◆ Goal
Copy out every line that contains "xlabel".

◆ Records
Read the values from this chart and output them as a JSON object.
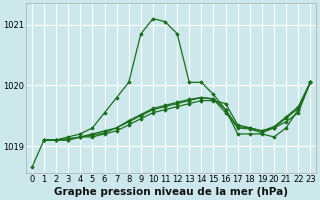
{
  "background_color": "#cce8ec",
  "grid_color": "#ffffff",
  "line_color": "#1a6e1a",
  "title": "Graphe pression niveau de la mer (hPa)",
  "ylabel_ticks": [
    1019,
    1020,
    1021
  ],
  "xlim": [
    -0.5,
    23.5
  ],
  "ylim": [
    1018.55,
    1021.35
  ],
  "series": {
    "line1": {
      "x": [
        0,
        1,
        2,
        3,
        4,
        5,
        6,
        7,
        8,
        9,
        10,
        11,
        12,
        13,
        14,
        15,
        16,
        17,
        18,
        19,
        20,
        21,
        22,
        23
      ],
      "y": [
        1018.65,
        1019.1,
        1019.1,
        1019.15,
        1019.2,
        1019.3,
        1019.55,
        1019.8,
        1020.05,
        1020.85,
        1021.1,
        1021.05,
        1020.85,
        1020.05,
        1020.05,
        1019.85,
        1019.6,
        1019.2,
        1019.2,
        1019.2,
        1019.15,
        1019.3,
        1019.6,
        1020.05
      ]
    },
    "line2": {
      "x": [
        1,
        2,
        3,
        4,
        5,
        6,
        7,
        8,
        9,
        10,
        11,
        12,
        13,
        14,
        15,
        16,
        17,
        18,
        19,
        20,
        21,
        22,
        23
      ],
      "y": [
        1019.1,
        1019.1,
        1019.1,
        1019.15,
        1019.15,
        1019.2,
        1019.25,
        1019.35,
        1019.45,
        1019.55,
        1019.6,
        1019.65,
        1019.7,
        1019.75,
        1019.75,
        1019.7,
        1019.35,
        1019.3,
        1019.25,
        1019.3,
        1019.4,
        1019.55,
        1020.05
      ]
    },
    "line3": {
      "x": [
        1,
        2,
        3,
        4,
        5,
        6,
        7,
        8,
        9,
        10,
        11,
        12,
        13,
        14,
        15,
        16,
        17,
        18,
        19,
        20,
        21,
        22,
        23
      ],
      "y": [
        1019.1,
        1019.1,
        1019.1,
        1019.15,
        1019.2,
        1019.25,
        1019.3,
        1019.4,
        1019.5,
        1019.6,
        1019.65,
        1019.7,
        1019.75,
        1019.8,
        1019.78,
        1019.6,
        1019.32,
        1019.3,
        1019.25,
        1019.32,
        1019.48,
        1019.65,
        1020.05
      ]
    },
    "line4": {
      "x": [
        1,
        2,
        3,
        4,
        5,
        6,
        7,
        8,
        9,
        10,
        11,
        12,
        13,
        14,
        15,
        16,
        17,
        18,
        19,
        20,
        21,
        22,
        23
      ],
      "y": [
        1019.1,
        1019.1,
        1019.12,
        1019.15,
        1019.18,
        1019.22,
        1019.3,
        1019.42,
        1019.52,
        1019.62,
        1019.67,
        1019.72,
        1019.77,
        1019.8,
        1019.77,
        1019.55,
        1019.3,
        1019.28,
        1019.22,
        1019.3,
        1019.46,
        1019.62,
        1020.05
      ]
    }
  },
  "xtick_labels": [
    "0",
    "1",
    "2",
    "3",
    "4",
    "5",
    "6",
    "7",
    "8",
    "9",
    "10",
    "11",
    "12",
    "13",
    "14",
    "15",
    "16",
    "17",
    "18",
    "19",
    "20",
    "21",
    "22",
    "23"
  ],
  "title_fontsize": 7.5,
  "tick_fontsize": 6.0
}
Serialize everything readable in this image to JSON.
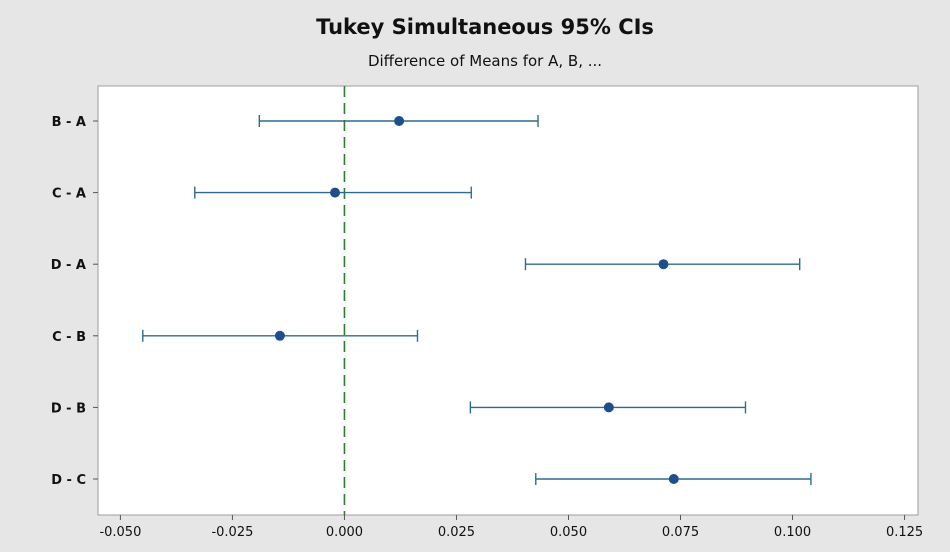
{
  "chart_data": {
    "type": "interval",
    "title": "Tukey Simultaneous 95% CIs",
    "subtitle": "Difference of Means for A, B, ...",
    "xlabel": "",
    "ylabel": "",
    "xlim": [
      -0.055,
      0.128
    ],
    "xticks": [
      -0.05,
      -0.025,
      0.0,
      0.025,
      0.05,
      0.075,
      0.1,
      0.125
    ],
    "xtick_labels": [
      "-0.050",
      "-0.025",
      "0.000",
      "0.025",
      "0.050",
      "0.075",
      "0.100",
      "0.125"
    ],
    "reference_line": 0,
    "grid": false,
    "categories": [
      "B - A",
      "C - A",
      "D - A",
      "C - B",
      "D - B",
      "D - C"
    ],
    "estimates": [
      0.0122,
      -0.0021,
      0.0712,
      -0.0144,
      0.059,
      0.0735
    ],
    "lower": [
      -0.019,
      -0.0334,
      0.0404,
      -0.045,
      0.0281,
      0.0427
    ],
    "upper": [
      0.0432,
      0.0283,
      0.1016,
      0.0163,
      0.0895,
      0.1041
    ],
    "colors": {
      "interval": "#2e6b8e",
      "point": "#1f4e8c",
      "reference": "#2e7d32",
      "plot_bg": "#ffffff",
      "panel_bg": "#e6e6e6"
    }
  }
}
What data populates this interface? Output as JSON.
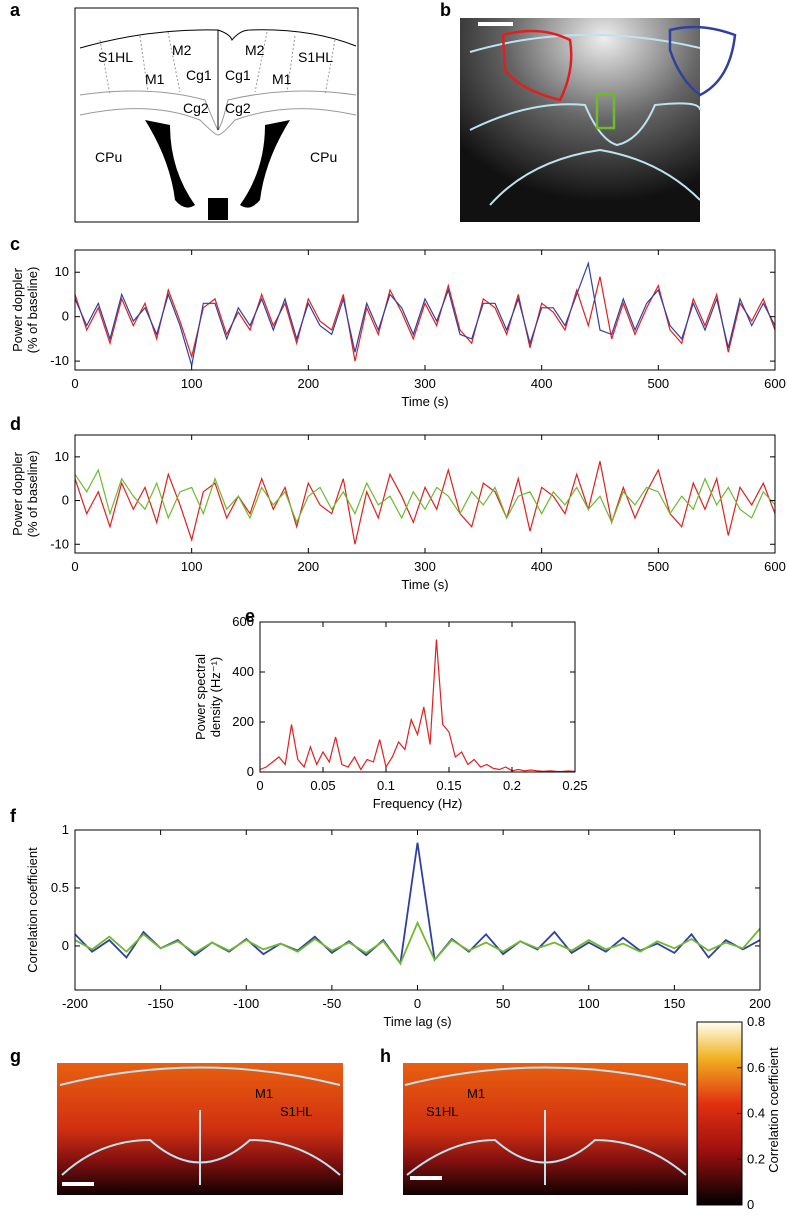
{
  "panel_labels": [
    "a",
    "b",
    "c",
    "d",
    "e",
    "f",
    "g",
    "h"
  ],
  "atlas": {
    "labels": [
      "S1HL",
      "M2",
      "M1",
      "Cg1",
      "Cg1",
      "M2",
      "M1",
      "S1HL",
      "Cg2",
      "Cg2",
      "CPu",
      "CPu"
    ]
  },
  "maps": {
    "g": [
      "M1",
      "S1HL"
    ],
    "h": [
      "M1",
      "S1HL"
    ]
  },
  "colorbar": {
    "label": "Correlation coefficient",
    "lim": [
      0,
      0.8
    ],
    "ticks": [
      0,
      0.2,
      0.4,
      0.6,
      0.8
    ]
  },
  "chart_data": [
    {
      "type": "line",
      "xlabel": "Time (s)",
      "ylabel": [
        "Power doppler",
        "(% of baseline)"
      ],
      "xlim": [
        0,
        600
      ],
      "xticks": [
        0,
        100,
        200,
        300,
        400,
        500,
        600
      ],
      "ylim": [
        -12,
        15
      ],
      "yticks": [
        -10,
        0,
        10
      ],
      "x": [
        0,
        10,
        20,
        30,
        40,
        50,
        60,
        70,
        80,
        90,
        100,
        110,
        120,
        130,
        140,
        150,
        160,
        170,
        180,
        190,
        200,
        210,
        220,
        230,
        240,
        250,
        260,
        270,
        280,
        290,
        300,
        310,
        320,
        330,
        340,
        350,
        360,
        370,
        380,
        390,
        400,
        410,
        420,
        430,
        440,
        450,
        460,
        470,
        480,
        490,
        500,
        510,
        520,
        530,
        540,
        550,
        560,
        570,
        580,
        590,
        600
      ],
      "series": [
        {
          "color": "#e02020",
          "values": [
            5,
            -3,
            2,
            -6,
            4,
            -2,
            3,
            -5,
            6,
            -1,
            -9,
            2,
            4,
            -4,
            1,
            -3,
            5,
            -2,
            3,
            -6,
            4,
            -1,
            -3,
            5,
            -10,
            2,
            -4,
            6,
            1,
            -5,
            3,
            -2,
            7,
            -3,
            -6,
            4,
            2,
            -4,
            5,
            -7,
            3,
            1,
            -3,
            6,
            -2,
            9,
            -5,
            3,
            -4,
            2,
            7,
            -3,
            -6,
            4,
            -2,
            5,
            -8,
            3,
            -1,
            4,
            -3
          ]
        },
        {
          "color": "#3040a0",
          "values": [
            4,
            -2,
            3,
            -5,
            5,
            -1,
            2,
            -4,
            5,
            -2,
            -11,
            3,
            3,
            -5,
            2,
            -2,
            4,
            -3,
            4,
            -5,
            3,
            -2,
            -4,
            4,
            -8,
            3,
            -3,
            5,
            2,
            -4,
            4,
            -1,
            6,
            -4,
            -5,
            3,
            3,
            -3,
            4,
            -6,
            2,
            2,
            -2,
            5,
            12,
            -3,
            -4,
            4,
            -3,
            3,
            6,
            -2,
            -5,
            3,
            -3,
            4,
            -7,
            4,
            -2,
            3,
            -2
          ]
        }
      ]
    },
    {
      "type": "line",
      "xlabel": "Time (s)",
      "ylabel": [
        "Power doppler",
        "(% of baseline)"
      ],
      "xlim": [
        0,
        600
      ],
      "xticks": [
        0,
        100,
        200,
        300,
        400,
        500,
        600
      ],
      "ylim": [
        -12,
        15
      ],
      "yticks": [
        -10,
        0,
        10
      ],
      "x": [
        0,
        10,
        20,
        30,
        40,
        50,
        60,
        70,
        80,
        90,
        100,
        110,
        120,
        130,
        140,
        150,
        160,
        170,
        180,
        190,
        200,
        210,
        220,
        230,
        240,
        250,
        260,
        270,
        280,
        290,
        300,
        310,
        320,
        330,
        340,
        350,
        360,
        370,
        380,
        390,
        400,
        410,
        420,
        430,
        440,
        450,
        460,
        470,
        480,
        490,
        500,
        510,
        520,
        530,
        540,
        550,
        560,
        570,
        580,
        590,
        600
      ],
      "series": [
        {
          "color": "#e02020",
          "values": [
            5,
            -3,
            2,
            -6,
            4,
            -2,
            3,
            -5,
            6,
            -1,
            -9,
            2,
            4,
            -4,
            1,
            -3,
            5,
            -2,
            3,
            -6,
            4,
            -1,
            -3,
            5,
            -10,
            2,
            -4,
            6,
            1,
            -5,
            3,
            -2,
            7,
            -3,
            -6,
            4,
            2,
            -4,
            5,
            -7,
            3,
            1,
            -3,
            6,
            -2,
            9,
            -5,
            3,
            -4,
            2,
            7,
            -3,
            -6,
            4,
            -2,
            5,
            -8,
            3,
            -1,
            4,
            -3
          ]
        },
        {
          "color": "#70b830",
          "values": [
            6,
            2,
            7,
            -3,
            5,
            1,
            -2,
            4,
            -4,
            2,
            3,
            -3,
            5,
            -2,
            1,
            -4,
            3,
            -1,
            2,
            -5,
            1,
            3,
            -2,
            2,
            -3,
            4,
            -1,
            1,
            -4,
            2,
            -2,
            3,
            1,
            -3,
            2,
            -1,
            3,
            -4,
            1,
            2,
            -3,
            2,
            -1,
            3,
            -2,
            1,
            -5,
            2,
            -1,
            3,
            2,
            -3,
            1,
            -2,
            5,
            -1,
            3,
            -2,
            -4,
            2,
            -1
          ]
        }
      ]
    },
    {
      "type": "line",
      "xlabel": "Frequency (Hz)",
      "ylabel": [
        "Power spectral",
        "density (Hz⁻¹)"
      ],
      "xlim": [
        0,
        0.25
      ],
      "xticks": [
        0,
        0.05,
        0.1,
        0.15,
        0.2,
        0.25
      ],
      "ylim": [
        0,
        600
      ],
      "yticks": [
        0,
        200,
        400,
        600
      ],
      "x": [
        0,
        0.005,
        0.01,
        0.015,
        0.02,
        0.025,
        0.03,
        0.035,
        0.04,
        0.045,
        0.05,
        0.055,
        0.06,
        0.065,
        0.07,
        0.075,
        0.08,
        0.085,
        0.09,
        0.095,
        0.1,
        0.105,
        0.11,
        0.115,
        0.12,
        0.125,
        0.13,
        0.135,
        0.14,
        0.145,
        0.15,
        0.155,
        0.16,
        0.165,
        0.17,
        0.175,
        0.18,
        0.185,
        0.19,
        0.195,
        0.2,
        0.205,
        0.21,
        0.215,
        0.22,
        0.225,
        0.23,
        0.235,
        0.24,
        0.245,
        0.25
      ],
      "series": [
        {
          "color": "#e02020",
          "values": [
            10,
            20,
            40,
            60,
            30,
            190,
            50,
            20,
            100,
            30,
            80,
            40,
            140,
            30,
            20,
            60,
            10,
            50,
            40,
            130,
            20,
            60,
            120,
            90,
            210,
            150,
            260,
            110,
            530,
            190,
            160,
            60,
            80,
            30,
            50,
            20,
            30,
            15,
            10,
            20,
            5,
            10,
            5,
            8,
            5,
            3,
            5,
            3,
            2,
            4,
            2
          ]
        }
      ]
    },
    {
      "type": "line",
      "xlabel": "Time lag (s)",
      "ylabel": [
        "Correlation coefficient"
      ],
      "xlim": [
        -200,
        200
      ],
      "xticks": [
        -200,
        -150,
        -100,
        -50,
        0,
        50,
        100,
        150,
        200
      ],
      "ylim": [
        -0.38,
        1
      ],
      "yticks": [
        0,
        0.5,
        1
      ],
      "x": [
        -200,
        -190,
        -180,
        -170,
        -160,
        -150,
        -140,
        -130,
        -120,
        -110,
        -100,
        -90,
        -80,
        -70,
        -60,
        -50,
        -40,
        -30,
        -20,
        -10,
        0,
        10,
        20,
        30,
        40,
        50,
        60,
        70,
        80,
        90,
        100,
        110,
        120,
        130,
        140,
        150,
        160,
        170,
        180,
        190,
        200
      ],
      "series": [
        {
          "color": "#3040a0",
          "values": [
            0.1,
            -0.05,
            0.05,
            -0.1,
            0.12,
            -0.02,
            0.05,
            -0.08,
            0.03,
            -0.05,
            0.06,
            -0.07,
            0.02,
            -0.04,
            0.08,
            -0.06,
            0.04,
            -0.08,
            0.05,
            -0.15,
            0.89,
            -0.12,
            0.06,
            -0.05,
            0.1,
            -0.07,
            0.04,
            -0.03,
            0.12,
            -0.06,
            0.03,
            -0.05,
            0.07,
            -0.04,
            0.02,
            -0.06,
            0.1,
            -0.1,
            0.05,
            -0.03,
            0.05
          ]
        },
        {
          "color": "#70b830",
          "values": [
            0.05,
            -0.03,
            0.08,
            -0.05,
            0.1,
            -0.02,
            0.04,
            -0.06,
            0.03,
            -0.04,
            0.05,
            -0.03,
            0.02,
            -0.05,
            0.06,
            -0.04,
            0.03,
            -0.06,
            0.04,
            -0.15,
            0.2,
            -0.12,
            0.05,
            -0.04,
            0.03,
            -0.05,
            0.04,
            -0.02,
            0.03,
            -0.04,
            0.05,
            -0.03,
            0.02,
            -0.05,
            0.04,
            -0.02,
            0.06,
            -0.04,
            0.03,
            -0.02,
            0.15
          ]
        }
      ]
    }
  ]
}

◆ Full answer
    "xlabel": "",
      "xlabel": "Time (s)",
      "xlabel": "Time (s)",
      "xlabel": "Frequency (Hz)",
      "xlabel": "Time lag (s)",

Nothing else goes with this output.